Data listing -

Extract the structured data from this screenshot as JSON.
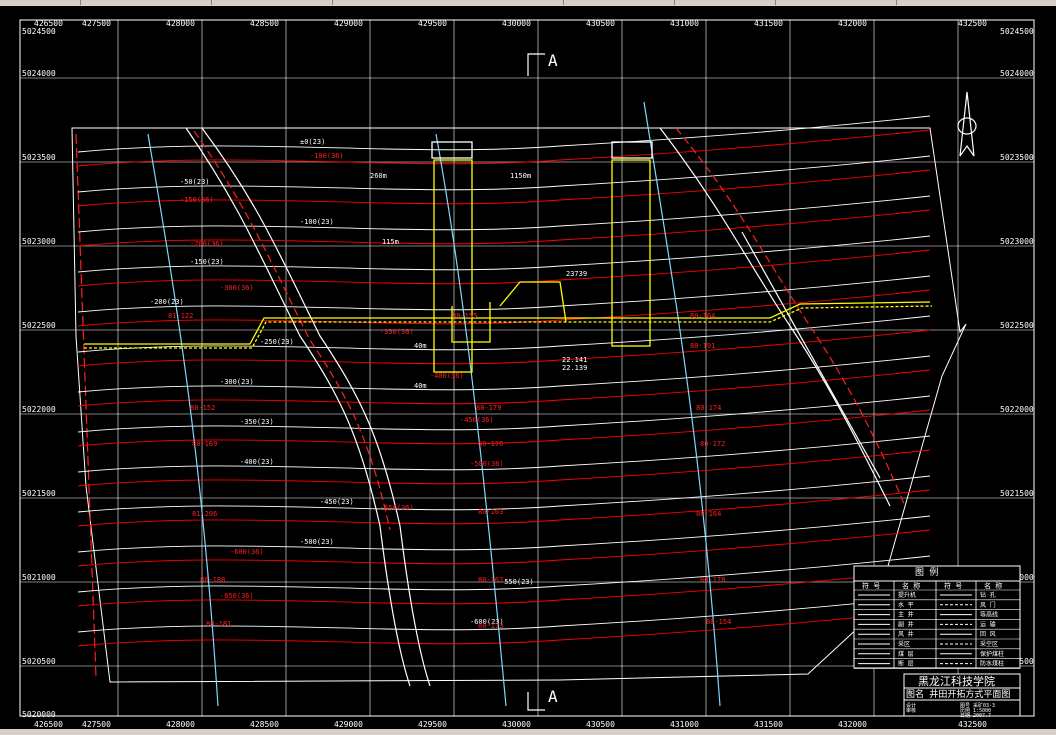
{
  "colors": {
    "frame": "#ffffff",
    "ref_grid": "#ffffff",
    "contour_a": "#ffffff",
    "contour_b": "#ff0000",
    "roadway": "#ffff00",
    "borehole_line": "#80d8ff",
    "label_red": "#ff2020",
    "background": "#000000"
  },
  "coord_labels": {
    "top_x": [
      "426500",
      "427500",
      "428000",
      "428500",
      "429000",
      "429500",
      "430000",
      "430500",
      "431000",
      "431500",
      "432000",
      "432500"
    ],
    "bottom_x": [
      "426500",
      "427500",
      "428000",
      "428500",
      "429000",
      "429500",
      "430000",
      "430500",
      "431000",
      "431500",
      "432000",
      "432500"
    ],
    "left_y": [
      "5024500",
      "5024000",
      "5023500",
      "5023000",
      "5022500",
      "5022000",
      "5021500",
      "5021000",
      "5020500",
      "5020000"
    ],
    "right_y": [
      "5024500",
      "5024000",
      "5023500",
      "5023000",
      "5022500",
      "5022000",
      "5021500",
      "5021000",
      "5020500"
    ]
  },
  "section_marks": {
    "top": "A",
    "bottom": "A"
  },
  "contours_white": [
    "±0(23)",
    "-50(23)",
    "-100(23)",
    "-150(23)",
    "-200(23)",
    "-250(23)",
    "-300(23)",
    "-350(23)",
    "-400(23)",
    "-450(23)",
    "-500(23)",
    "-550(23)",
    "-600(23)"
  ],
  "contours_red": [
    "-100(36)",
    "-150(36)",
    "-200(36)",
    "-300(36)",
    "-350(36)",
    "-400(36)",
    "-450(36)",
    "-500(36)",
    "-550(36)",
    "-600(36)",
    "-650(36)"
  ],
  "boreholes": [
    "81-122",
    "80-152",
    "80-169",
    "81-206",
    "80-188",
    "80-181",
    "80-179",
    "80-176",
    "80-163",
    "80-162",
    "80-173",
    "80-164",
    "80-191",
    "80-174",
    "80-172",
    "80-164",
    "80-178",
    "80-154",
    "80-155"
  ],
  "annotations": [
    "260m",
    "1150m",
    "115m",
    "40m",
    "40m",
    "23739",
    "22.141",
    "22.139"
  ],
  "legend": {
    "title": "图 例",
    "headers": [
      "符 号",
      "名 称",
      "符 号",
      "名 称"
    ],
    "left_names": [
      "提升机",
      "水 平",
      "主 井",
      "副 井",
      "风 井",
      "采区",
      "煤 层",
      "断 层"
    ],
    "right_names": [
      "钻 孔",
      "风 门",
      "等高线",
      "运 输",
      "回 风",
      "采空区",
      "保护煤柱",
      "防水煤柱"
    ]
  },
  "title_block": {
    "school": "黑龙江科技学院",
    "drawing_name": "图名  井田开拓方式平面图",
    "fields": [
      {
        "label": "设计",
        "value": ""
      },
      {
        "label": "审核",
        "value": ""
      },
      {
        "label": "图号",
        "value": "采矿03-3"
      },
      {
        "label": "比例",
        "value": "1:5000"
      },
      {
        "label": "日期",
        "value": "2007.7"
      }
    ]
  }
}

...

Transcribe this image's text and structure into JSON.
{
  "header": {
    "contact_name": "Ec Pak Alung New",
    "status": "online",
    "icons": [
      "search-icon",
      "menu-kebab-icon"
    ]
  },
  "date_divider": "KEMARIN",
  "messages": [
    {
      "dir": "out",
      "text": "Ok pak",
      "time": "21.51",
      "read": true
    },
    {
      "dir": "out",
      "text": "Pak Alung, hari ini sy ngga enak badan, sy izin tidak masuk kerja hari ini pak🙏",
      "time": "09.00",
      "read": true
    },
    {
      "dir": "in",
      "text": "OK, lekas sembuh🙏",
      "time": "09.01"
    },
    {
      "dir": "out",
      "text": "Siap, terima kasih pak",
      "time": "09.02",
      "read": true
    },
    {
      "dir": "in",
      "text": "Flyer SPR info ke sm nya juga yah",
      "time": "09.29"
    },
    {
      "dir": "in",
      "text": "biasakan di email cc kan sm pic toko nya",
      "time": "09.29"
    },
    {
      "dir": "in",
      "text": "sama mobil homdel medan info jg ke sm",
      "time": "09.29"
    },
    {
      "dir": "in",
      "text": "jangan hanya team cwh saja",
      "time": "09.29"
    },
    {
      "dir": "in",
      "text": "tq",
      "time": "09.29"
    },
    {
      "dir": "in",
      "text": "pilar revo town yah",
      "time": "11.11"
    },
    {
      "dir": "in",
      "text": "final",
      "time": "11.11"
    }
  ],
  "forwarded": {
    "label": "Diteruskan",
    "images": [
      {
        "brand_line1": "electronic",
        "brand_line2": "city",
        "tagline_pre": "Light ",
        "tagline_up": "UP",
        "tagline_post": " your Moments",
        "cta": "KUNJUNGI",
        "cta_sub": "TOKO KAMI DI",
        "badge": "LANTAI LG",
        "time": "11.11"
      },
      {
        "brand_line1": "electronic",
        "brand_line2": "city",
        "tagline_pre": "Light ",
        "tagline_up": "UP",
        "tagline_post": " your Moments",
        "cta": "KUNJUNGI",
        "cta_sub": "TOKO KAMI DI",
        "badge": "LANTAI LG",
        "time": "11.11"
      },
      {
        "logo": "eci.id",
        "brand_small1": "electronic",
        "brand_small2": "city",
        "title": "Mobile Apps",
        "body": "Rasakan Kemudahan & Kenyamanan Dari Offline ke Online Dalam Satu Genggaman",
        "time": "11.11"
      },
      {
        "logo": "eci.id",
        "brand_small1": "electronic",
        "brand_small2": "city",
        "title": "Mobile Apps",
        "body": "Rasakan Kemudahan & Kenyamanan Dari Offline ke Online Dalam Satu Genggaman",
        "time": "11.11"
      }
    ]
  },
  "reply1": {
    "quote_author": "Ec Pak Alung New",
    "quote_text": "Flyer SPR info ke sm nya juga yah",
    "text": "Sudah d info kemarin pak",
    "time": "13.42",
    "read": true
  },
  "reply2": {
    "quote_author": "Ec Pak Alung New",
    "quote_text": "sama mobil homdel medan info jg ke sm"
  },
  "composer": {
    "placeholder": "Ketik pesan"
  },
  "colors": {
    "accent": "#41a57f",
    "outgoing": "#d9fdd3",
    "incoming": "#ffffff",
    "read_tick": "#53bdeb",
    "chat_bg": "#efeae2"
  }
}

Goal of the exercise - Show the lines of the records that contain the word "sama".

Completed task -
      "text": "sama mobil homdel medan info jg ke sm",
    "quote_text": "sama mobil homdel medan info jg ke sm"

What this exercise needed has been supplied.